» **Job**
Each line that holds the word "АБВГ" should be returned.

» **Data to use**
=-=-=-=-=

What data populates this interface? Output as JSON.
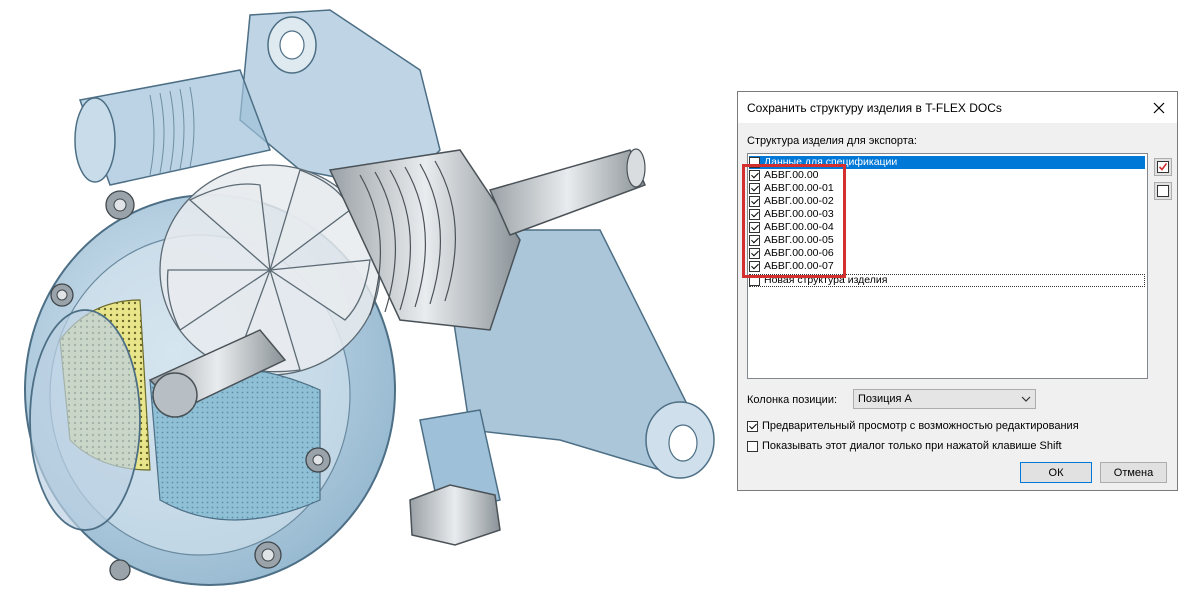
{
  "dialog": {
    "title": "Сохранить структуру изделия в T-FLEX DOCs",
    "close_icon": "close-icon",
    "section_label": "Структура изделия для экспорта:",
    "tree_items": [
      {
        "label": "Данные для спецификации",
        "checked": false,
        "selected": true
      },
      {
        "label": "АБВГ.00.00",
        "checked": true
      },
      {
        "label": "АБВГ.00.00-01",
        "checked": true
      },
      {
        "label": "АБВГ.00.00-02",
        "checked": true
      },
      {
        "label": "АБВГ.00.00-03",
        "checked": true
      },
      {
        "label": "АБВГ.00.00-04",
        "checked": true
      },
      {
        "label": "АБВГ.00.00-05",
        "checked": true
      },
      {
        "label": "АБВГ.00.00-06",
        "checked": true
      },
      {
        "label": "АБВГ.00.00-07",
        "checked": true
      },
      {
        "label": "Новая структура изделия",
        "checked": false,
        "focused": true
      }
    ],
    "side_buttons": [
      {
        "icon": "check-all-icon"
      },
      {
        "icon": "uncheck-all-icon"
      }
    ],
    "position_column": {
      "label": "Колонка позиции:",
      "value": "Позиция А"
    },
    "options": [
      {
        "label": "Предварительный просмотр с возможностью редактирования",
        "checked": true
      },
      {
        "label": "Показывать этот диалог только при нажатой клавише Shift",
        "checked": false
      }
    ],
    "ok_label": "ОК",
    "cancel_label": "Отмена"
  },
  "colors": {
    "accent": "#0078d7",
    "highlight": "#d32f2f",
    "part_blue": "#8fb8d4",
    "part_grey": "#c8cdd1"
  },
  "cad_model": {
    "icon": "pump-assembly-model"
  }
}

=-=-=-=-=

» **Written answer**
        "label": "АБВГ.00.00",
        "label": "АБВГ.00.00-01",
        "label": "АБВГ.00.00-02",
        "label": "АБВГ.00.00-03",
        "label": "АБВГ.00.00-04",
        "label": "АБВГ.00.00-05",
        "label": "АБВГ.00.00-06",
        "label": "АБВГ.00.00-07",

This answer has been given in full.